Taking Feedback Impersonally

Julie Zhuo
The Year of the Looking Glass
4 min readMar 20, 2017

This was first published on my mailing list The Looking Glass. Every week, I answer a reader’s question.

Photo by Garry Knight

What are some things that help you not take feedback on your work personally?

I recently had a situation where my team was re-doing something I had worked on for a couple weeks at the last minute because they thought it was not making sense. At that point we were all working on it together and I could tell that everyone had mutual respect and just wanted to end up with the best product possible, but some part of me couldn’t help but take it personally and feel completely incompetent. I was disappointed at my inability to detach my work from myself, and I wonder if this is even possible when it comes to a creative profession.

I’ve never met a designer who hasn’t struggled with this at some in their career. Never. For myself, I still vividly remember a particular critique where I was showing off some work for a notifications feature. I had come into the critique thinking I had a pretty clever solution, but instead of the rest of the room agreeing, my design proposal was eviscerated. I can still see the way one colleague shook his head and said, “it needs to be simple,” as if I had missed that memo and was instead trying to design it to be complex.

That particular critique is burned into my memory because, of course, I felt horrible afterwards. Was I cut out to be a designer? Could I ever be good at this? I questioned every life decision I had ever made that had gotten me to this point, certain I had missed an important turn somewhere.

Happily, over the years I’ve learned that it *is* possible to take critical feedback (and, more broadly, failure) less personally. Of course I still feel disappointed when I fail, or when someone I respect tells me that what I’m doing feels off-track or isn’t going well. We all want to succeed and we all want the people we like to think well of us. But disappointment is different than self-doubt. It’s the difference between thinking: I could have done better and I’m incompetent so I’m not cut out for this. The former is about judging your performance on a particular task, and the latter is about judging your character. If you can stop doing the second thing, then critical feedback will not feel so personal.

So what are the best ways to do that? I have two suggestions:

Look at feedback with a growth mindset instead of a fixed mindset.

I feel like I mention mindset pretty much every week, but I’ve found it to be completely transformative in my thinking. Really, go and read Mindset by Carol Dweck if you haven’t already. A fixed mindset presumes that what you are capable of today is how capable you really are, which means every time you get critical feedback, you read it as a judgement on your person. Hey, this thing you did isn’t great gets translated to *I’m* not great. A growth mindset presumes that no matter where you are now, you can improve. If you believe that, then whenever someone tells you, Hey, this thing you did isn’t great, you think, Okay, that feedback was useful and it’ll help me do better next time. With a growth mindset, you start to crave feedback from as many people as possible, even critical feedback, because you realize it’s the fastest way for you to learn and improve.

◆ **Source excerpt**:
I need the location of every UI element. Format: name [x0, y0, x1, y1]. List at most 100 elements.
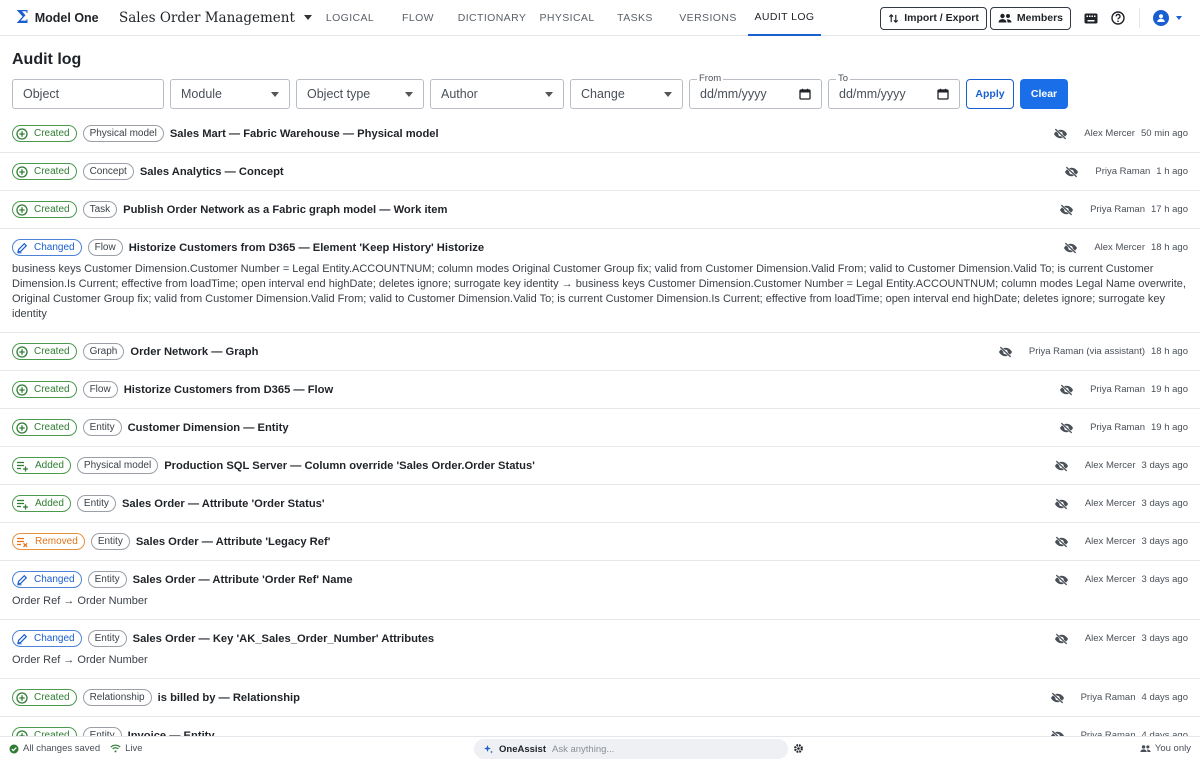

◆ **Task requirements**:
1. Which book does the essay on taking feedback impersonally urge readers to read?
2. Extend the essay on taking feedback impersonally, starting after its last sentence.
The material is separate from the essay on taking feedback impersonally.

◆ **Answers to the tasks**:
1. Mindset by Carol Dweck.

2.
Focus on your purpose and the work at hand.

There is a quote by Barack Obama from an interview with Humans of New York that I think about at least once a week, especially when I feel discouraged and frustrated. It’s one of the most powerful and comforting things to me:

“When is the time you felt most broken?”
“I first ran for Congress in 1999, and I got beat. I just got whooped. I had been in the state legislature for a long time, I was in the minority party, I wasn’t getting a lot done, and I was away from my family and putting a lot of strain on Michelle. Then for me to run and lose that bad, I was thinking maybe this isn’t what I was cut out to do. I was forty years old, and I’d invested a lot of time and effort into something that didn’t seem to be working. But the thing that got me through that moment, and any other time that I’ve felt stuck, is to remind myself that it’s about the work. Because if you’re worrying about yourself — if you’re thinking: ‘Am I succeeding? Am I in the right position? Am I being appreciated?’ — then you’re going to end up feeling frustrated and stuck. But if you can keep it about the work, you’ll always have a path. There’s always something to be done.”

Can you imagine Barack Obama going through that kind of failure? Can you imagine how that must have felt? Worse than that bad critique I went through, that’s for sure.

If I look beyond the critiques and product debates and the ups and downs of my day-to-day, what I am trying to do is build meaningful products that make the world more open and connected. So if I focus on that, and what it takes to get there, then that helps me get over myself and whatever’s going on in my head.

Barack Obama is right. There is always something to be done.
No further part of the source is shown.